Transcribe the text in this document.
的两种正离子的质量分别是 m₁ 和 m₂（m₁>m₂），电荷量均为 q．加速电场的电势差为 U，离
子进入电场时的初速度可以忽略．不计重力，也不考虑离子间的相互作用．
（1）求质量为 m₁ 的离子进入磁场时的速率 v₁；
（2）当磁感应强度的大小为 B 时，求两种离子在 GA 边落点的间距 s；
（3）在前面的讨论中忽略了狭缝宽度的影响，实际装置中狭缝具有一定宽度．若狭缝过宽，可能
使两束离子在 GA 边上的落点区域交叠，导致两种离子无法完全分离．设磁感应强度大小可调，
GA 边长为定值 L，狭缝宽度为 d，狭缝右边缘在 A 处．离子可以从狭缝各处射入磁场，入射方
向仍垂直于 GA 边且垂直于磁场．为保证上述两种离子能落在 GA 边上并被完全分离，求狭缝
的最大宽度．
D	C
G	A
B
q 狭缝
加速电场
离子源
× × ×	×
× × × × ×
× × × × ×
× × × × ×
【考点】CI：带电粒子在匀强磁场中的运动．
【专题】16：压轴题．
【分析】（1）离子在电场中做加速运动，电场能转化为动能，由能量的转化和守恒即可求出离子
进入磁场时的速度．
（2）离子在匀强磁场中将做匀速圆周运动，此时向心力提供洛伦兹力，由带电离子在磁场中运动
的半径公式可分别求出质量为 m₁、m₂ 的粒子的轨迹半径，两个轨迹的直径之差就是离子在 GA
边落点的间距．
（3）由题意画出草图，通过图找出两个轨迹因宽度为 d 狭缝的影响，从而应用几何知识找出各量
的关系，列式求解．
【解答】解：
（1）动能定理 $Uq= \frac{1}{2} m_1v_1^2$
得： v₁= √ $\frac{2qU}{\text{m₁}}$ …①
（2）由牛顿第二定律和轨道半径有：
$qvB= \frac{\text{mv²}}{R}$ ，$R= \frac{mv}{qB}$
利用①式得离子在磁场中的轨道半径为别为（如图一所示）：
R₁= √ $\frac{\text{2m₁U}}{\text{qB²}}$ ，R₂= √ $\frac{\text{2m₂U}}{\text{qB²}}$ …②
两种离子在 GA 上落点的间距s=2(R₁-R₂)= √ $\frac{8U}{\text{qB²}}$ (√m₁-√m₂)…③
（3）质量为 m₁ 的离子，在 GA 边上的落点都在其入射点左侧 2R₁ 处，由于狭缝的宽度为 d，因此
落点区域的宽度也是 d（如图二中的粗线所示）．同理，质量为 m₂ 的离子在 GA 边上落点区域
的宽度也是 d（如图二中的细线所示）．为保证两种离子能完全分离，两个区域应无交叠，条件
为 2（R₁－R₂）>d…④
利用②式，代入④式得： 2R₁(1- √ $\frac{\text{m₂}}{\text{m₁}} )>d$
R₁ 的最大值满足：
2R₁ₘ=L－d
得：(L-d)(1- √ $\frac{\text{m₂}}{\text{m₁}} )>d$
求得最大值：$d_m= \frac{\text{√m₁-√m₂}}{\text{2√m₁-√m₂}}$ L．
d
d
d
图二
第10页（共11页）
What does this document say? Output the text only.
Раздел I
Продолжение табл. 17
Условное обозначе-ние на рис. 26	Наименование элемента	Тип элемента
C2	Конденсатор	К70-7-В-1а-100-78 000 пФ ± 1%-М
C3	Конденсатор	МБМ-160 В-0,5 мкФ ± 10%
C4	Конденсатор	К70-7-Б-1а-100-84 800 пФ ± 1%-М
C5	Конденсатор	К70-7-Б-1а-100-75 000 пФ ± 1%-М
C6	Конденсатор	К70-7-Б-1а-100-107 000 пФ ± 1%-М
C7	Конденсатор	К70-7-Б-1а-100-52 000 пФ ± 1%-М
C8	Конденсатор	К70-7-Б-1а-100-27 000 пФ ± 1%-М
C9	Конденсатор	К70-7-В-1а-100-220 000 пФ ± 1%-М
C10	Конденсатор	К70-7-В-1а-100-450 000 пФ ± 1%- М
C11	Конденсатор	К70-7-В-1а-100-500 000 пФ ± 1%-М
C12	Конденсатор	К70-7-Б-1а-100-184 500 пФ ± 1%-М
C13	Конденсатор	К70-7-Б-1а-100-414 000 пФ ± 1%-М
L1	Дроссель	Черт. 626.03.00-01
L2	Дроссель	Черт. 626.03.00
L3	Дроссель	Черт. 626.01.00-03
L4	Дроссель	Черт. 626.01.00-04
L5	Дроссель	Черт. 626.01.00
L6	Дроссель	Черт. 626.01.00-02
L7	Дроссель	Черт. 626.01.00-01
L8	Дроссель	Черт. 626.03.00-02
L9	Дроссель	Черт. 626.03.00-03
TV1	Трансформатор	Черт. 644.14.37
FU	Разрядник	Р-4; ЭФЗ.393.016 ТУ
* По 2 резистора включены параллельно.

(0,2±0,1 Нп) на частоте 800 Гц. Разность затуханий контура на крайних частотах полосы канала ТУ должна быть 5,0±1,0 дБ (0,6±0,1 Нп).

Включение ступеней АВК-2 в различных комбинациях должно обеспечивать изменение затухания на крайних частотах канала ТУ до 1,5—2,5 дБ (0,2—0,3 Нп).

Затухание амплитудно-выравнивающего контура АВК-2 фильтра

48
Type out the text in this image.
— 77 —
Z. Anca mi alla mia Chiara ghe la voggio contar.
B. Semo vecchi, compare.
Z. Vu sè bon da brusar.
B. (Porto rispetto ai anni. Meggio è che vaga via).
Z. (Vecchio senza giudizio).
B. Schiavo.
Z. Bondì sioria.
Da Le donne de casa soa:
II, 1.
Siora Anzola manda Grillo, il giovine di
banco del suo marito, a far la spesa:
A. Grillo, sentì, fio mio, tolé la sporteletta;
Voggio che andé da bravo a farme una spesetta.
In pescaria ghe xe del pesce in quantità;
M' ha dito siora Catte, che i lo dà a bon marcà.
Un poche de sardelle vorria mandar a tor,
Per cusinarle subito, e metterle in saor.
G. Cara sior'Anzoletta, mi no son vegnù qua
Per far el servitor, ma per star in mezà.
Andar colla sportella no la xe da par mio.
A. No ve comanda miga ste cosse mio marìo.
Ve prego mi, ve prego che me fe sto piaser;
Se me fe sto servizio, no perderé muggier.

● ● ●

» What is asked: Copy every line of the listing that includes the string "Дроссель".

» Response:
L1	Дроссель	Черт. 626.03.00-01
L2	Дроссель	Черт. 626.03.00
L3	Дроссель	Черт. 626.01.00-03
L4	Дроссель	Черт. 626.01.00-04
L5	Дроссель	Черт. 626.01.00
L6	Дроссель	Черт. 626.01.00-02
L7	Дроссель	Черт. 626.01.00-01
L8	Дроссель	Черт. 626.03.00-02
L9	Дроссель	Черт. 626.03.00-03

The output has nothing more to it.